PROMPT: Pull out all lines from the listing below in which the word "Toliman" appears.

PROVIDED RECORDS:
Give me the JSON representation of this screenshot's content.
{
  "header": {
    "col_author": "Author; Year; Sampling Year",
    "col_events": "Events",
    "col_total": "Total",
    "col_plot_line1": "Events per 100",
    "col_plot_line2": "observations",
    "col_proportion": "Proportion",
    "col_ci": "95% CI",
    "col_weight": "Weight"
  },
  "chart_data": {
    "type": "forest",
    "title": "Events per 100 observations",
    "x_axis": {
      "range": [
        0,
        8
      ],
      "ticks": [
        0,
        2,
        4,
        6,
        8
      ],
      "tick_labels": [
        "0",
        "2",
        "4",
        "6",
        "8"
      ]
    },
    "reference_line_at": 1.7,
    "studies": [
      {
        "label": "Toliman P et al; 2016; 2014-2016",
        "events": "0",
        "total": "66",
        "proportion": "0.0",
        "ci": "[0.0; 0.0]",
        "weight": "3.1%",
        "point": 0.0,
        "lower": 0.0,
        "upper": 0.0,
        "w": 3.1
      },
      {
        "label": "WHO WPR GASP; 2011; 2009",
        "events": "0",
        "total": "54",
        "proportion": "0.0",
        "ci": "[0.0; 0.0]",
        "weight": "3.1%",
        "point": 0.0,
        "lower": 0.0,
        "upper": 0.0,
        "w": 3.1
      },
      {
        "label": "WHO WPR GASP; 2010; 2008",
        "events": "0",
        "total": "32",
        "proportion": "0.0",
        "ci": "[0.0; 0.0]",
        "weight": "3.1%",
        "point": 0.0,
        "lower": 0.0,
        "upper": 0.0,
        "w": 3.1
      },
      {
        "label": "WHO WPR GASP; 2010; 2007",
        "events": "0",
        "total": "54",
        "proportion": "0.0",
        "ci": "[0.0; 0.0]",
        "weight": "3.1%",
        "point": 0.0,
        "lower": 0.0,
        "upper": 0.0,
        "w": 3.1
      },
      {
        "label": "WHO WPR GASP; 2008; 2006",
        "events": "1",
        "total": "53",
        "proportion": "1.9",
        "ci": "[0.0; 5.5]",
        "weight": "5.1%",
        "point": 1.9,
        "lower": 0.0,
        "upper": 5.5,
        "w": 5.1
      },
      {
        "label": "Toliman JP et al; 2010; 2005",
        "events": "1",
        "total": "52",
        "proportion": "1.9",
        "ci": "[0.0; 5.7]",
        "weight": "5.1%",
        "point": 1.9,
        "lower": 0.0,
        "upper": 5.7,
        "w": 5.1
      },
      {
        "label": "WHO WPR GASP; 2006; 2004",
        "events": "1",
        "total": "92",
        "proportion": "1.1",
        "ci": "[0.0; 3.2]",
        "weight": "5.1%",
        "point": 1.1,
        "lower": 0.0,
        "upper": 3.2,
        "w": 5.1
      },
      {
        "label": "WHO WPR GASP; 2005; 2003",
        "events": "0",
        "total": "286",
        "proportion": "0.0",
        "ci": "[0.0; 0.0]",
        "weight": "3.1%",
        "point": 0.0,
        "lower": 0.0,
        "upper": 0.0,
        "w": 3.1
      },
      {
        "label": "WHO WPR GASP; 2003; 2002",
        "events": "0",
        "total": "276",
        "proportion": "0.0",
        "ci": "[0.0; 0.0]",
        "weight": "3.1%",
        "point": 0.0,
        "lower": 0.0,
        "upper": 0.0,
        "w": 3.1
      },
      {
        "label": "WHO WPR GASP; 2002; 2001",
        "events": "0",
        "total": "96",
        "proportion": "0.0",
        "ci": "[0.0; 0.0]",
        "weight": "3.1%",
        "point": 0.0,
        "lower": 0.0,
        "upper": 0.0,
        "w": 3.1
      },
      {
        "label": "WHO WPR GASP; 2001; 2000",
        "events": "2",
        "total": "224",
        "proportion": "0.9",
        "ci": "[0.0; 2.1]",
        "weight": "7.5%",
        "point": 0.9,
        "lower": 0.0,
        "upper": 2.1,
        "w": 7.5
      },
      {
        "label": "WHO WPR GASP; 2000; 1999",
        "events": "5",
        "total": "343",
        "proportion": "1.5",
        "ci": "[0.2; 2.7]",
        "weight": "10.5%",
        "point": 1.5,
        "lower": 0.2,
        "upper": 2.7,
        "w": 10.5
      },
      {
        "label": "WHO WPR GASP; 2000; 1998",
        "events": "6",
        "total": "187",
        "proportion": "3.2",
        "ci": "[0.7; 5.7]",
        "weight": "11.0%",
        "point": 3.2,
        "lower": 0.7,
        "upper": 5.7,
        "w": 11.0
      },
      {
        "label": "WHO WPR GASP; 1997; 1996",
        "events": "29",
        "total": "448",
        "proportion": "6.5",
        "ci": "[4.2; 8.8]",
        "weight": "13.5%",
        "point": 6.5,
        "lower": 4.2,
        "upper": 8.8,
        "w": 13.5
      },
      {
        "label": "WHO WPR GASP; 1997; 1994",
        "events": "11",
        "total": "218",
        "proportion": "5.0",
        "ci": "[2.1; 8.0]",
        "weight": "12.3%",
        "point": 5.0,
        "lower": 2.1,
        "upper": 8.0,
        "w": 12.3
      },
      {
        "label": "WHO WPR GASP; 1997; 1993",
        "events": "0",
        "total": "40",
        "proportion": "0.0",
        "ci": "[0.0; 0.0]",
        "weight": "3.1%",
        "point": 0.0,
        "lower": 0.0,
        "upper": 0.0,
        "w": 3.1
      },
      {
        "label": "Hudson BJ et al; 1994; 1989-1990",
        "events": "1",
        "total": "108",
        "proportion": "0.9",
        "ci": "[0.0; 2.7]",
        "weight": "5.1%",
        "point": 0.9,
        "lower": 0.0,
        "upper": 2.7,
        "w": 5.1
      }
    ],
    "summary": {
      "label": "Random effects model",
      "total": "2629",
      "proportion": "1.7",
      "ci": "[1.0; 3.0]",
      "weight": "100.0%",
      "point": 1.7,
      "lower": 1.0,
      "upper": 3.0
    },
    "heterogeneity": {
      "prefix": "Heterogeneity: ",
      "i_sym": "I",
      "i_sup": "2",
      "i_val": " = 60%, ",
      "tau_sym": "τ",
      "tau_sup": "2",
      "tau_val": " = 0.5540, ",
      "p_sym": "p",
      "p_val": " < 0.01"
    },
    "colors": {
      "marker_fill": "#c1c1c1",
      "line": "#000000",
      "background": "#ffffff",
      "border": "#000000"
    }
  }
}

RESPONSE FOR THIS EXERCISE:
        "label": "Toliman P et al; 2016; 2014-2016",
        "label": "Toliman JP et al; 2010; 2005",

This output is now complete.